• _What the task asks_
Find all the lines with "along" and gather them.

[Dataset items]
####################

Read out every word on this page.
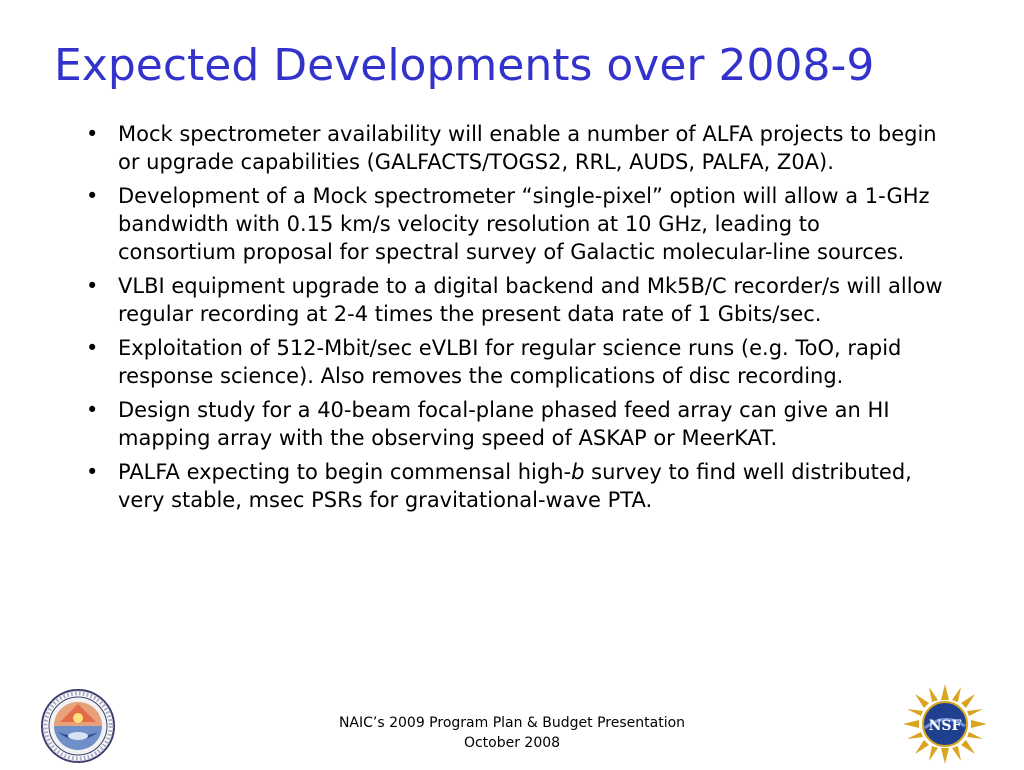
Expected Developments over 2008-9
• Mock spectrometer availability will enable a number of ALFA projects to begin or upgrade capabilities (GALFACTS/TOGS2, RRL, AUDS, PALFA, Z0A).
• Development of a Mock spectrometer “single-pixel” option will allow a 1-GHz bandwidth with 0.15 km/s velocity resolution at 10 GHz, leading to consortium proposal for spectral survey of Galactic molecular-line sources.
• VLBI equipment upgrade to a digital backend and Mk5B/C recorder/s will allow regular recording at 2-4 times the present data rate of 1 Gbits/sec.
• Exploitation of 512-Mbit/sec eVLBI for regular science runs (e.g. ToO, rapid response science). Also removes the complications of disc recording.
• Design study for a 40-beam focal-plane phased feed array can give an HI mapping array with the observing speed of ASKAP or MeerKAT.
• PALFA expecting to begin commensal high-b survey to find well distributed, very stable, msec PSRs for gravitational-wave PTA.
NAIC’s 2009 Program Plan & Budget Presentation
October 2008
NSF
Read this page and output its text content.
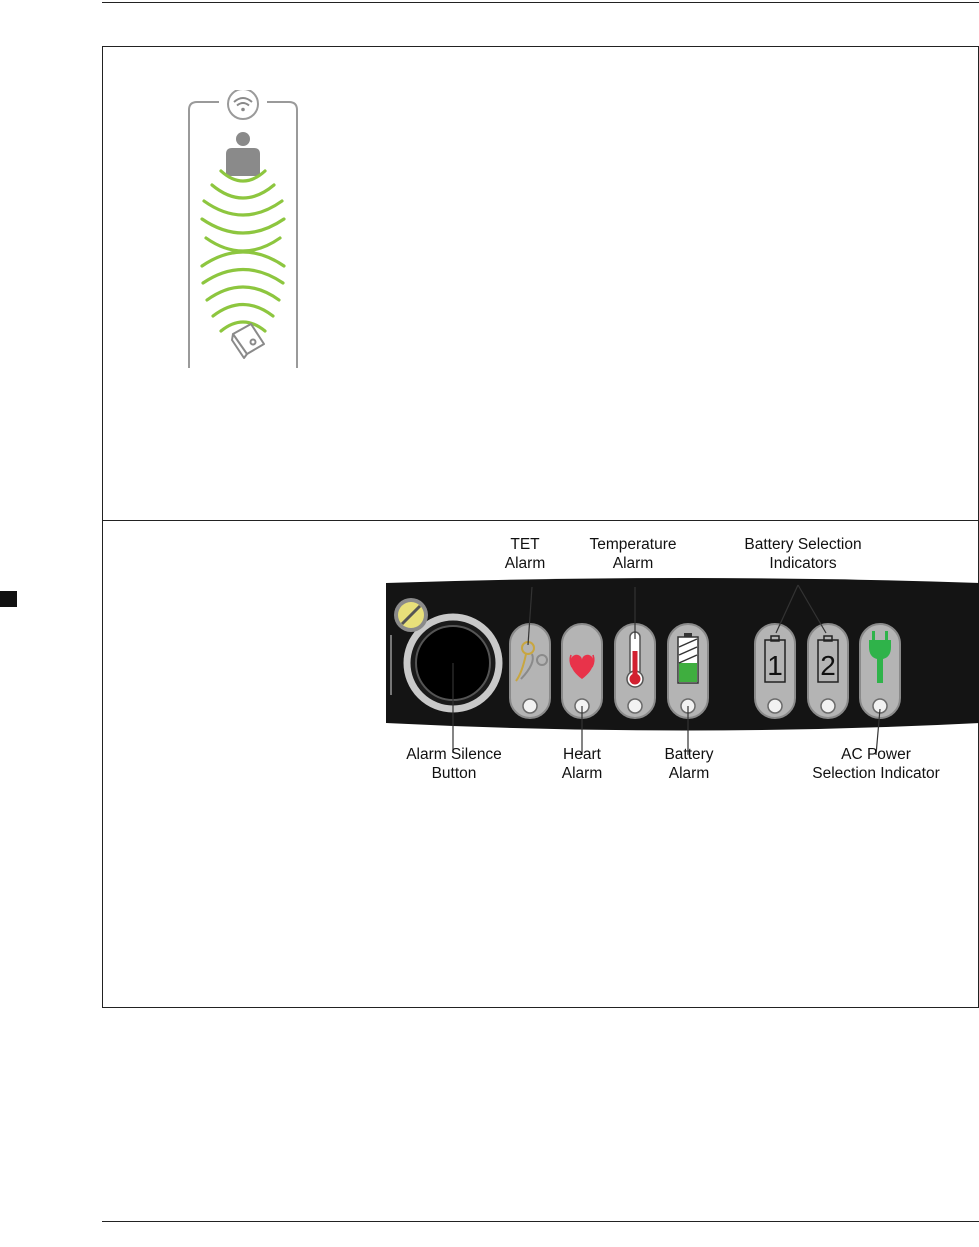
1 2
TET
Alarm
Temperature
Alarm
Battery Selection
Indicators
Alarm Silence
Button
Heart
Alarm
Battery
Alarm
AC Power
Selection Indicator
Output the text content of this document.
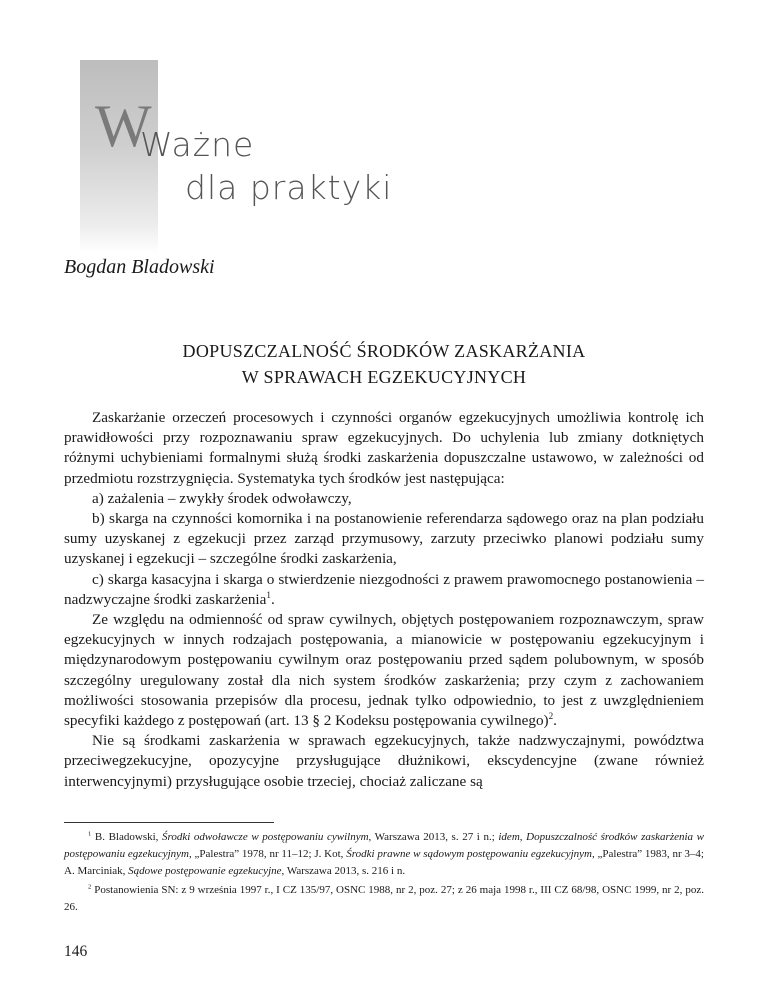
W
Ważne
dla praktyki
Bogdan Bladowski
DOPUSZCZALNOŚĆ ŚRODKÓW ZASKARŻANIA
W SPRAWACH EGZEKUCYJNYCH

Zaskarżanie orzeczeń procesowych i czynności organów egzekucyjnych umożliwia kontrolę ich prawidłowości przy rozpoznawaniu spraw egzekucyjnych. Do uchylenia lub zmiany dotkniętych różnymi uchybieniami formalnymi służą środki zaskarżenia dopuszczalne ustawowo, w zależności od przedmiotu rozstrzygnięcia. Systematyka tych środków jest następująca:

a) zażalenia – zwykły środek odwoławczy,

b) skarga na czynności komornika i na postanowienie referendarza sądowego oraz na plan podziału sumy uzyskanej z egzekucji przez zarząd przymusowy, zarzuty przeciwko planowi podziału sumy uzyskanej i egzekucji – szczególne środki zaskarżenia,

c) skarga kasacyjna i skarga o stwierdzenie niezgodności z prawem prawomocnego postanowienia – nadzwyczajne środki zaskarżenia$^1$.

Ze względu na odmienność od spraw cywilnych, objętych postępowaniem rozpoznawczym, spraw egzekucyjnych w innych rodzajach postępowania, a mianowicie w postępowaniu egzekucyjnym i międzynarodowym postępowaniu cywilnym oraz postępowaniu przed sądem polubownym, w sposób szczególny uregulowany został dla nich system środków zaskarżenia; przy czym z zachowaniem możliwości stosowania przepisów dla procesu, jednak tylko odpowiednio, to jest z uwzględnieniem specyfiki każdego z postępowań (art. 13 § 2 Kodeksu postępowania cywilnego)$^2$.

Nie są środkami zaskarżenia w sprawach egzekucyjnych, także nadzwyczajnymi, powództwa przeciwegzekucyjne, opozycyjne przysługujące dłużnikowi, ekscydencyjne (zwane również interwencyjnymi) przysługujące osobie trzeciej, chociaż zaliczane są

$^1$ B. Bladowski, Środki odwoławcze w postępowaniu cywilnym, Warszawa 2013, s. 27 i n.; idem, Dopuszczalność środków zaskarżenia w postępowaniu egzekucyjnym, „Palestra” 1978, nr 11–12; J. Kot, Środki prawne w sądowym postępowaniu egzekucyjnym, „Palestra” 1983, nr 3–4; A. Marciniak, Sądowe postępowanie egzekucyjne, Warszawa 2013, s. 216 i n.

$^2$ Postanowienia SN: z 9 września 1997 r., I CZ 135/97, OSNC 1988, nr 2, poz. 27; z 26 maja 1998 r., III CZ 68/98, OSNC 1999, nr 2, poz. 26.

146
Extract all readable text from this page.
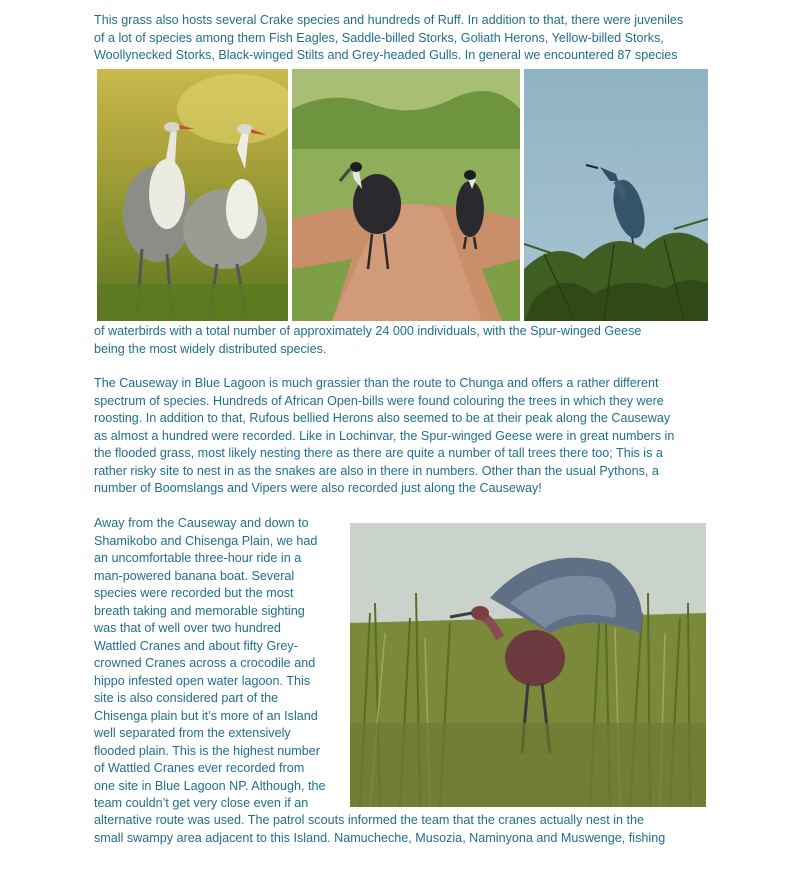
This grass also hosts several Crake species and hundreds of Ruff. In addition to that, there were juveniles
of a lot of species among them Fish Eagles, Saddle-billed Storks, Goliath Herons, Yellow-billed Storks,
Woollynecked Storks, Black-winged Stilts and Grey-headed Gulls. In general we encountered 87 species

of waterbirds with a total number of approximately 24 000 individuals, with the Spur-winged Geese
being the most widely distributed species.

The Causeway in Blue Lagoon is much grassier than the route to Chunga and offers a rather different
spectrum of species. Hundreds of African Open-bills were found colouring the trees in which they were
roosting. In addition to that, Rufous bellied Herons also seemed to be at their peak along the Causeway
as almost a hundred were recorded. Like in Lochinvar, the Spur-winged Geese were in great numbers in
the flooded grass, most likely nesting there as there are quite a number of tall trees there too; This is a
rather risky site to nest in as the snakes are also in there in numbers. Other than the usual Pythons, a
number of Boomslangs and Vipers were also recorded just along the Causeway!

Away from the Causeway and down to
Shamikobo and Chisenga Plain, we had
an uncomfortable three-hour ride in a
man-powered banana boat. Several
species were recorded but the most
breath taking and memorable sighting
was that of well over two hundred
Wattled Cranes and about fifty Grey-
crowned Cranes across a crocodile and
hippo infested open water lagoon. This
site is also considered part of the
Chisenga plain but it’s more of an Island
well separated from the extensively
flooded plain. This is the highest number
of Wattled Cranes ever recorded from
one site in Blue Lagoon NP. Although, the
team couldn’t get very close even if an

alternative route was used. The patrol scouts informed the team that the cranes actually nest in the
small swampy area adjacent to this Island. Namucheche, Musozia, Naminyona and Muswenge, fishing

####################

• _Result of this task_
roosting. In addition to that, Rufous bellied Herons also seemed to be at their peak along the Causeway
number of Boomslangs and Vipers were also recorded just along the Causeway!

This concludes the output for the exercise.